**STATED TASK:** Write out every line of the material below word for word, leaving out the pictures.

Records drawn from a collection:
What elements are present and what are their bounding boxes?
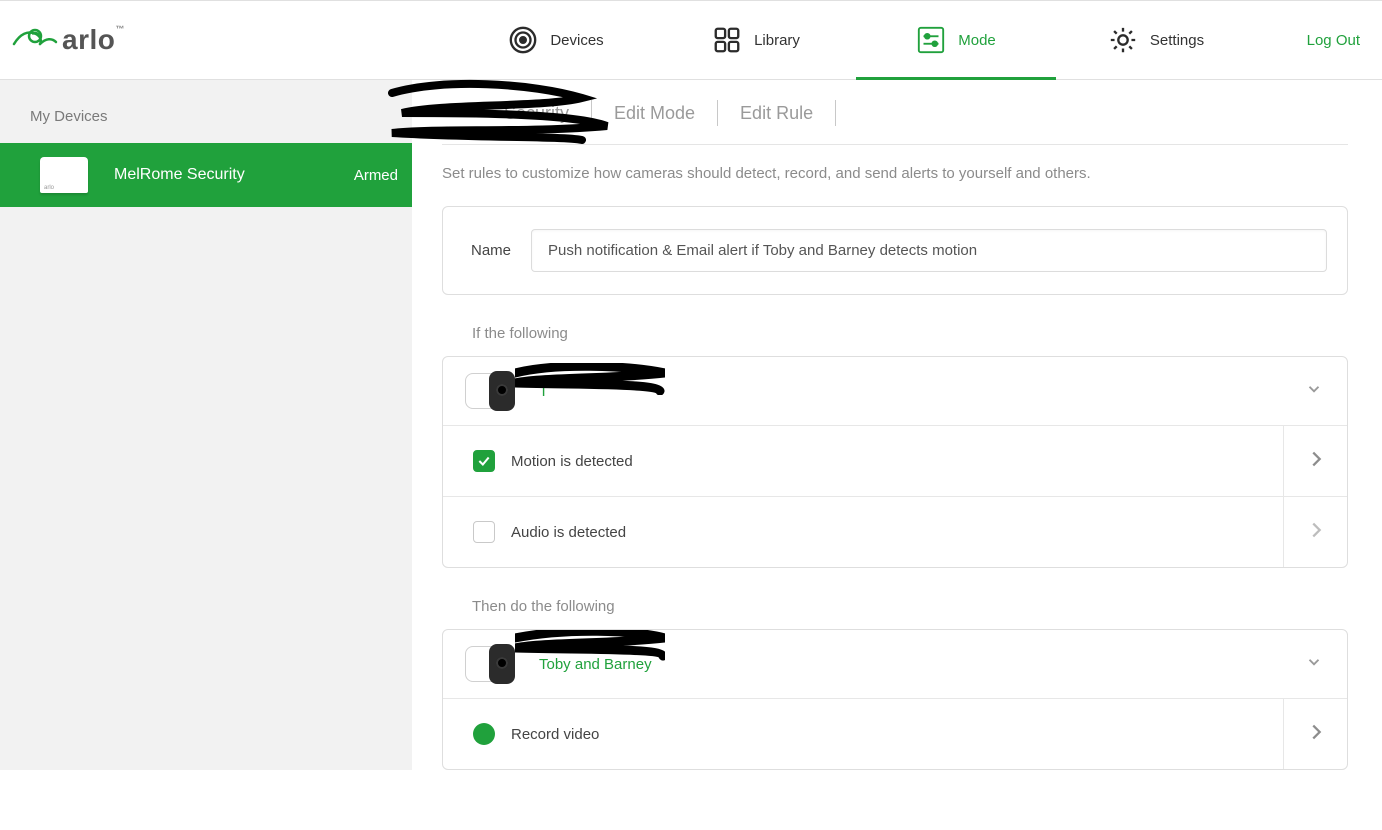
record-settings-arrow[interactable] [1283, 699, 1347, 769]
nav-library[interactable]: Library [656, 1, 856, 79]
sidebar-device-name: MelRome Security [114, 166, 354, 184]
record-option-row[interactable]: Record video [443, 698, 1347, 769]
sidebar-device-row[interactable]: MelRome Security Armed [0, 143, 412, 207]
arlo-logo-icon [10, 14, 58, 66]
motion-checkbox[interactable] [473, 450, 495, 472]
main-nav: Devices Library Mode [330, 1, 1382, 79]
camera-icon [465, 371, 515, 411]
settings-icon [1108, 25, 1138, 55]
sidebar-heading: My Devices [0, 108, 412, 125]
breadcrumb-edit-rule: Edit Rule [718, 100, 836, 126]
mode-icon [916, 25, 946, 55]
chevron-right-icon [1305, 448, 1327, 474]
motion-label: Motion is detected [511, 453, 1283, 470]
then-camera-name: Toby and Barney [539, 656, 652, 673]
devices-icon [508, 25, 538, 55]
motion-settings-arrow[interactable] [1283, 426, 1347, 496]
chevron-right-icon [1305, 519, 1327, 545]
nav-settings-label: Settings [1150, 32, 1204, 49]
if-camera-selector[interactable]: T [443, 357, 1347, 425]
chevron-down-icon [1305, 653, 1323, 675]
breadcrumb-edit-mode[interactable]: Edit Mode [592, 100, 718, 126]
then-camera-selector[interactable]: Toby and Barney [443, 630, 1347, 698]
audio-settings-arrow[interactable] [1283, 497, 1347, 567]
main-content: Security Edit Mode Edit Rule Set rules t… [412, 80, 1382, 830]
basestation-icon [40, 157, 88, 193]
brand-logo[interactable]: arlo™ [0, 1, 330, 79]
rule-name-label: Name [471, 242, 531, 259]
library-icon [712, 25, 742, 55]
nav-devices[interactable]: Devices [456, 1, 656, 79]
audio-checkbox[interactable] [473, 521, 495, 543]
then-device-card: Toby and Barney Record video [442, 629, 1348, 770]
nav-mode-label: Mode [958, 32, 996, 49]
chevron-right-icon [1305, 721, 1327, 747]
nav-devices-label: Devices [550, 32, 603, 49]
breadcrumb-root[interactable]: Security [442, 100, 592, 126]
if-heading: If the following [472, 325, 1348, 342]
audio-label: Audio is detected [511, 524, 1283, 541]
nav-library-label: Library [754, 32, 800, 49]
nav-settings[interactable]: Settings [1056, 1, 1256, 79]
sidebar-device-status: Armed [354, 167, 398, 184]
logout-link[interactable]: Log Out [1307, 1, 1360, 79]
top-nav: arlo™ Devices Library [0, 0, 1382, 80]
camera-icon [465, 644, 515, 684]
rules-description: Set rules to customize how cameras shoul… [442, 165, 1348, 182]
breadcrumb: Security Edit Mode Edit Rule [442, 100, 1348, 145]
if-device-card: T Motion is detected [442, 356, 1348, 568]
rule-name-card: Name [442, 206, 1348, 295]
if-camera-name: T [539, 383, 548, 400]
motion-option-row[interactable]: Motion is detected [443, 425, 1347, 496]
chevron-down-icon [1305, 380, 1323, 402]
brand-name: arlo™ [62, 24, 125, 56]
nav-mode[interactable]: Mode [856, 1, 1056, 79]
rule-name-input[interactable] [531, 229, 1327, 272]
sidebar: My Devices MelRome Security Armed [0, 80, 412, 770]
redaction-scribble [515, 363, 665, 395]
record-label: Record video [511, 726, 1283, 743]
then-heading: Then do the following [472, 598, 1348, 615]
record-radio[interactable] [473, 723, 495, 745]
audio-option-row[interactable]: Audio is detected [443, 496, 1347, 567]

**EXERCISE RESULT:**
What elements are present and what are their bounding boxes?
record-settings-arrow[interactable] [1283, 699, 1347, 769]
nav-library[interactable]: Library [656, 1, 856, 79]
sidebar-device-name: MelRome Security [114, 166, 354, 184]
record-option-row[interactable]: Record video [443, 698, 1347, 769]
sidebar-device-row[interactable]: MelRome Security Armed [0, 143, 412, 207]
arlo-logo-icon [10, 14, 58, 66]
motion-checkbox[interactable] [473, 450, 495, 472]
main-nav: Devices Library Mode [330, 1, 1382, 79]
camera-icon [465, 371, 515, 411]
settings-icon [1108, 25, 1138, 55]
sidebar-heading: My Devices [0, 108, 412, 125]
breadcrumb-edit-rule: Edit Rule [718, 100, 836, 126]
mode-icon [916, 25, 946, 55]
chevron-right-icon [1305, 448, 1327, 474]
motion-label: Motion is detected [511, 453, 1283, 470]
then-camera-name: Toby and Barney [539, 656, 652, 673]
devices-icon [508, 25, 538, 55]
motion-settings-arrow[interactable] [1283, 426, 1347, 496]
chevron-right-icon [1305, 519, 1327, 545]
nav-settings-label: Settings [1150, 32, 1204, 49]
if-camera-selector[interactable]: T [443, 357, 1347, 425]
chevron-down-icon [1305, 653, 1323, 675]
breadcrumb-edit-mode[interactable]: Edit Mode [592, 100, 718, 126]
then-camera-selector[interactable]: Toby and Barney [443, 630, 1347, 698]
audio-settings-arrow[interactable] [1283, 497, 1347, 567]
main-content: Security Edit Mode Edit Rule Set rules t… [412, 80, 1382, 830]
basestation-icon [40, 157, 88, 193]
brand-logo[interactable]: arlo™ [0, 1, 330, 79]
rule-name-label: Name [471, 242, 531, 259]
library-icon [712, 25, 742, 55]
nav-devices[interactable]: Devices [456, 1, 656, 79]
audio-checkbox[interactable] [473, 521, 495, 543]
then-device-card: Toby and Barney Record video [442, 629, 1348, 770]
nav-mode-label: Mode [958, 32, 996, 49]
chevron-right-icon [1305, 721, 1327, 747]
nav-devices-label: Devices [550, 32, 603, 49]
breadcrumb-root[interactable]: Security [442, 100, 592, 126]
if-heading: If the following [472, 325, 1348, 342]
audio-label: Audio is detected [511, 524, 1283, 541]
nav-library-label: Library [754, 32, 800, 49]
nav-settings[interactable]: Settings [1056, 1, 1256, 79]
sidebar-device-status: Armed [354, 167, 398, 184]
logout-link[interactable]: Log Out [1307, 1, 1360, 79]
top-nav: arlo™ Devices Library [0, 0, 1382, 80]
camera-icon [465, 644, 515, 684]
rules-description: Set rules to customize how cameras shoul… [442, 165, 1348, 182]
breadcrumb: Security Edit Mode Edit Rule [442, 100, 1348, 145]
if-device-card: T Motion is detected [442, 356, 1348, 568]
rule-name-card: Name [442, 206, 1348, 295]
if-camera-name: T [539, 383, 548, 400]
motion-option-row[interactable]: Motion is detected [443, 425, 1347, 496]
chevron-down-icon [1305, 380, 1323, 402]
brand-name: arlo™ [62, 24, 125, 56]
nav-mode[interactable]: Mode [856, 1, 1056, 79]
rule-name-input[interactable] [531, 229, 1327, 272]
sidebar: My Devices MelRome Security Armed [0, 80, 412, 770]
redaction-scribble [515, 363, 665, 395]
record-label: Record video [511, 726, 1283, 743]
then-heading: Then do the following [472, 598, 1348, 615]
record-radio[interactable] [473, 723, 495, 745]
audio-option-row[interactable]: Audio is detected [443, 496, 1347, 567]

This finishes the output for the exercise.